§ Data shown:
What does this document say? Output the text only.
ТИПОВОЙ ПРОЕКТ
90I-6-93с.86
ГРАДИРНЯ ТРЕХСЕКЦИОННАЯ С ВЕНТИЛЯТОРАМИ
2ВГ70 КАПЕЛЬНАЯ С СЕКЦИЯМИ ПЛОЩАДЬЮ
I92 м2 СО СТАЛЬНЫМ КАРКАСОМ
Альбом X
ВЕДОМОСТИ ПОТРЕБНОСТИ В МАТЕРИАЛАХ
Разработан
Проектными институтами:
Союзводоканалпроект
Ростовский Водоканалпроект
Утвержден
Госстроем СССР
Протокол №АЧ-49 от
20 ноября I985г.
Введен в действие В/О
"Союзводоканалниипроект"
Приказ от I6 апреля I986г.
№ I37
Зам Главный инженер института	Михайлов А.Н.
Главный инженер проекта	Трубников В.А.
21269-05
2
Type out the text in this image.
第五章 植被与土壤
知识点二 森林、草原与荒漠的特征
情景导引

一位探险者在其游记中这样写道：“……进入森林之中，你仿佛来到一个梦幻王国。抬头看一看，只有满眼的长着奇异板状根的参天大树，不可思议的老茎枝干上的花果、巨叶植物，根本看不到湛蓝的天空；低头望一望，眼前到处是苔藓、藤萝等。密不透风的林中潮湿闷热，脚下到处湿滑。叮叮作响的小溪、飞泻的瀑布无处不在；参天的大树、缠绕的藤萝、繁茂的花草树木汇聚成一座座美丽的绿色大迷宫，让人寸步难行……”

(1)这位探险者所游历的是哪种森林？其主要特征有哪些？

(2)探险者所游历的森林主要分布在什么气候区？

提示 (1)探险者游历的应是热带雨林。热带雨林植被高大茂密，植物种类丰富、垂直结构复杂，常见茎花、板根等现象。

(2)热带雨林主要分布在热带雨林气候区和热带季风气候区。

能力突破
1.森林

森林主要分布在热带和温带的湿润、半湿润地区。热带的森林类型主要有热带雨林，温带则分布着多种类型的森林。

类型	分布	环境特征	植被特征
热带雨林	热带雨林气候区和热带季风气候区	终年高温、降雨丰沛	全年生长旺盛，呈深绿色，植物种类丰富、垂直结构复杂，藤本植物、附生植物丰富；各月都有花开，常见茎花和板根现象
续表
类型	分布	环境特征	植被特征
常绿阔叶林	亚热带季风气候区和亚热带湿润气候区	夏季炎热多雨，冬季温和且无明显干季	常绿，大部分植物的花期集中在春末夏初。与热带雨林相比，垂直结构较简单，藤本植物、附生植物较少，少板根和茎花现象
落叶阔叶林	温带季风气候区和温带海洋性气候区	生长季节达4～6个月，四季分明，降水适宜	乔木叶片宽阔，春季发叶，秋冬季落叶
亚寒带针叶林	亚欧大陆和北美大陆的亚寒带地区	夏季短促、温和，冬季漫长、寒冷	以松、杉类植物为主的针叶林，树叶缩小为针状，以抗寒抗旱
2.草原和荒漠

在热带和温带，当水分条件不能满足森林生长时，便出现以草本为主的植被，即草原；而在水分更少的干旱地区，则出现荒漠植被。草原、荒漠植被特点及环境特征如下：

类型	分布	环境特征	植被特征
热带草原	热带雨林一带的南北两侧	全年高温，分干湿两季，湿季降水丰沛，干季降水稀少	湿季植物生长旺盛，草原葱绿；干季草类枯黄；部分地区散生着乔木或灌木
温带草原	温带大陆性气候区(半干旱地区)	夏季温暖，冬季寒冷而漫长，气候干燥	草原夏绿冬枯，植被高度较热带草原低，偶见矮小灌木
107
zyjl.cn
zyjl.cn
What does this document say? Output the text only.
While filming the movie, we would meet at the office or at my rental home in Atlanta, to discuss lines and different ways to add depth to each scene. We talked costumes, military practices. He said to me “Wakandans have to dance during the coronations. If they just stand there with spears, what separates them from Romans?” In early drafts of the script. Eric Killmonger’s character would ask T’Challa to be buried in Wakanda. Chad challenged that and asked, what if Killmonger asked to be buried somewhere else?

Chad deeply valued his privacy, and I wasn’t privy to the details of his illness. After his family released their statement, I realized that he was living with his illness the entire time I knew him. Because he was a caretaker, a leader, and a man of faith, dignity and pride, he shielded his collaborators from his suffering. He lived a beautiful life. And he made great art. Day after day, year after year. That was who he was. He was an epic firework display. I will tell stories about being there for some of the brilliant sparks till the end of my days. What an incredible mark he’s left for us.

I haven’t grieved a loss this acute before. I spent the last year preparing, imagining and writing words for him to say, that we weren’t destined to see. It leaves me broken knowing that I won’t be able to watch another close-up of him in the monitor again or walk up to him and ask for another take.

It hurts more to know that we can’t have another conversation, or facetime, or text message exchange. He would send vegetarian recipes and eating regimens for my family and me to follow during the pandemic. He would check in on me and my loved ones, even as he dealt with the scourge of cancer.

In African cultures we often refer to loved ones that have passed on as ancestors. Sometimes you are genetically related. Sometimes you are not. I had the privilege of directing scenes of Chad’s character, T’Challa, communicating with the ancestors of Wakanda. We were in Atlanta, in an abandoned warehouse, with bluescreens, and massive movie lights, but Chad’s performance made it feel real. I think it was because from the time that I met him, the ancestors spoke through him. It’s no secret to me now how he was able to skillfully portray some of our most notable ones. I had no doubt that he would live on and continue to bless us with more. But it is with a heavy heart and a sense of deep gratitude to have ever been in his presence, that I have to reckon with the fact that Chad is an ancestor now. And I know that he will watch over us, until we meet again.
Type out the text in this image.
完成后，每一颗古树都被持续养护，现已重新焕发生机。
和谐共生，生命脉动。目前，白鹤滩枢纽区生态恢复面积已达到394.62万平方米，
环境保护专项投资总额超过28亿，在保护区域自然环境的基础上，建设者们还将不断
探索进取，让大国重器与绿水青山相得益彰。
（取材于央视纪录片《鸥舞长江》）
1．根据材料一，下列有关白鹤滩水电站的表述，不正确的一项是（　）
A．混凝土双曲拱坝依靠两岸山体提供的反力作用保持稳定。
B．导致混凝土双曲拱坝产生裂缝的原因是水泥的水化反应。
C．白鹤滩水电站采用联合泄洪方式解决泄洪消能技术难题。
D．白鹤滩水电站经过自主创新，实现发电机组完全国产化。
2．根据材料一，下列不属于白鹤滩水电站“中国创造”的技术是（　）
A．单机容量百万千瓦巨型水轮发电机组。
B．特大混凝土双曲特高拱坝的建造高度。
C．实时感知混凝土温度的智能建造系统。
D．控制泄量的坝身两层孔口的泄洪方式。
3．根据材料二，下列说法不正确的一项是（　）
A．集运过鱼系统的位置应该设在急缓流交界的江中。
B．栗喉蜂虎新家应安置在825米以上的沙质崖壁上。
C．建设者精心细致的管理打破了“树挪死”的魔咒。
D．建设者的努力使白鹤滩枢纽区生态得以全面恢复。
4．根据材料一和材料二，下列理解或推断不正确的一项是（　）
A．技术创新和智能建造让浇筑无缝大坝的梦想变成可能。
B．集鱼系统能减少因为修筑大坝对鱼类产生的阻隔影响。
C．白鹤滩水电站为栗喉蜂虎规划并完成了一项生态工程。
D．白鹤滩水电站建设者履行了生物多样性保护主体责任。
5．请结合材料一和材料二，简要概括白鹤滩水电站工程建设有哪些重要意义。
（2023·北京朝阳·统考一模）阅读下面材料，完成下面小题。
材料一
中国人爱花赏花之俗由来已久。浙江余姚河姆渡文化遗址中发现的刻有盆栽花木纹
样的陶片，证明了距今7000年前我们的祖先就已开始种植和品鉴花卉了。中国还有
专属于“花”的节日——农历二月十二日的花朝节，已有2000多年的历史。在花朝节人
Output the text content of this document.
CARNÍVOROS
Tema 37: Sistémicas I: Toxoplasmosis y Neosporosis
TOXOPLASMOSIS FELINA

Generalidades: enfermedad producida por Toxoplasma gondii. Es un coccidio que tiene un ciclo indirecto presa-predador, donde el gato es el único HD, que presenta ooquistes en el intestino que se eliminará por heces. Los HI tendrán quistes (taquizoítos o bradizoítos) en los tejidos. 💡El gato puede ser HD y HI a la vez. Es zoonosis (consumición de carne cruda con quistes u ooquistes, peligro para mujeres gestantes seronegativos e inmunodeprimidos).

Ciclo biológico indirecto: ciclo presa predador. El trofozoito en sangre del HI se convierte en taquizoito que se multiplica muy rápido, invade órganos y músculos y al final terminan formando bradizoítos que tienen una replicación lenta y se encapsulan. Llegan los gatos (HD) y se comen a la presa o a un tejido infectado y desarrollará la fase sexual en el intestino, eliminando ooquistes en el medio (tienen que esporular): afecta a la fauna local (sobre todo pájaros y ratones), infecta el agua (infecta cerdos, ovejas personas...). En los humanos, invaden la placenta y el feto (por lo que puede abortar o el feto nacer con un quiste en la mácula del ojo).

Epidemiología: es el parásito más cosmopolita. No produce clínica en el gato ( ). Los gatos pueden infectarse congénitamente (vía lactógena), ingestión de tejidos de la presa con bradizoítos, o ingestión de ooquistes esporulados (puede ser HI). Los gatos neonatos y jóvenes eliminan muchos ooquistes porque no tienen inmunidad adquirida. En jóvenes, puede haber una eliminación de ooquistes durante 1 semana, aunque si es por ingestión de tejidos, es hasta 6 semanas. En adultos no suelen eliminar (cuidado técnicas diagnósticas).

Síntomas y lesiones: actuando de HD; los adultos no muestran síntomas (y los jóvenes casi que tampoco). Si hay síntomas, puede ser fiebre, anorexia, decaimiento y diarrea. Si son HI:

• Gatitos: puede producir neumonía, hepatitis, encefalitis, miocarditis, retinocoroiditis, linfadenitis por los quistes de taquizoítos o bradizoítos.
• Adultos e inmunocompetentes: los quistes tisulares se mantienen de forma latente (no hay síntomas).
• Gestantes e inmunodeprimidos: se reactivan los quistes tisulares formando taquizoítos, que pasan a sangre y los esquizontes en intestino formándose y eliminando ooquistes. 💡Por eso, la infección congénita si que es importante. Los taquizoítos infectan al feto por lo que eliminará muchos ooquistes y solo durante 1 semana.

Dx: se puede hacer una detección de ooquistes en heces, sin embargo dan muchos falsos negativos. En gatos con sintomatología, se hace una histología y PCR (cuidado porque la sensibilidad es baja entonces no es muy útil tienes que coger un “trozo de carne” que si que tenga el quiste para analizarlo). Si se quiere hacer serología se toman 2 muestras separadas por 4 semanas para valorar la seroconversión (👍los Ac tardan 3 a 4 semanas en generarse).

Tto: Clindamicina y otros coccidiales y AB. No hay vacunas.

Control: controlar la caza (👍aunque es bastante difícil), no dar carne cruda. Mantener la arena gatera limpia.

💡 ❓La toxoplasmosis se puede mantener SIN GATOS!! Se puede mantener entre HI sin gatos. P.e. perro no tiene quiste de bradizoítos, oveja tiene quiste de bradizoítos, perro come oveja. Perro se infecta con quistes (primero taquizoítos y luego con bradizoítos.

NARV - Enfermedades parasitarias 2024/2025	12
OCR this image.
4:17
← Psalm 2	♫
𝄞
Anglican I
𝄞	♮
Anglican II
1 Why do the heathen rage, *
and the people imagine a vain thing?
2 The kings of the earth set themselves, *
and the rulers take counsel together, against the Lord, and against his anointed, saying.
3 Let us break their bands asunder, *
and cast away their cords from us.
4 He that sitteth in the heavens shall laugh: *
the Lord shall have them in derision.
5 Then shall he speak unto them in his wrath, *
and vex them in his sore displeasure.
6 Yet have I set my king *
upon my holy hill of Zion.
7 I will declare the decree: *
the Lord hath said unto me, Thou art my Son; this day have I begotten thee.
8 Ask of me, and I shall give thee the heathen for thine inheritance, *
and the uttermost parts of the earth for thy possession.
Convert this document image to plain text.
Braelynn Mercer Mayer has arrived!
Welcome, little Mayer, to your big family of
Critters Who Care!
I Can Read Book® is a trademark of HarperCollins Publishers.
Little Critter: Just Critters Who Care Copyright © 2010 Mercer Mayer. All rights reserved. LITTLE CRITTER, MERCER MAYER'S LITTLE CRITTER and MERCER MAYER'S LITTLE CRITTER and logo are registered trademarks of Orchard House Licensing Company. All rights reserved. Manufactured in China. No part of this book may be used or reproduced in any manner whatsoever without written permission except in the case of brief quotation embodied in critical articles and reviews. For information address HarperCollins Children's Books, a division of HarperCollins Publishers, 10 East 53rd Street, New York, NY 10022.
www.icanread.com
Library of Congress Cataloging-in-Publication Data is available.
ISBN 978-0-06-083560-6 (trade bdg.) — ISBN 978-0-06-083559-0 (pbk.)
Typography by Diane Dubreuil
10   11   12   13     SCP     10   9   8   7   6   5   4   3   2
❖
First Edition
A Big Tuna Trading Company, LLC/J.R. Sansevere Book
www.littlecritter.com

§ Exercise: Your answer should be a single number: the count of lines in the listing that contain the word "垂直结构复杂".

§ Answer to the task: 2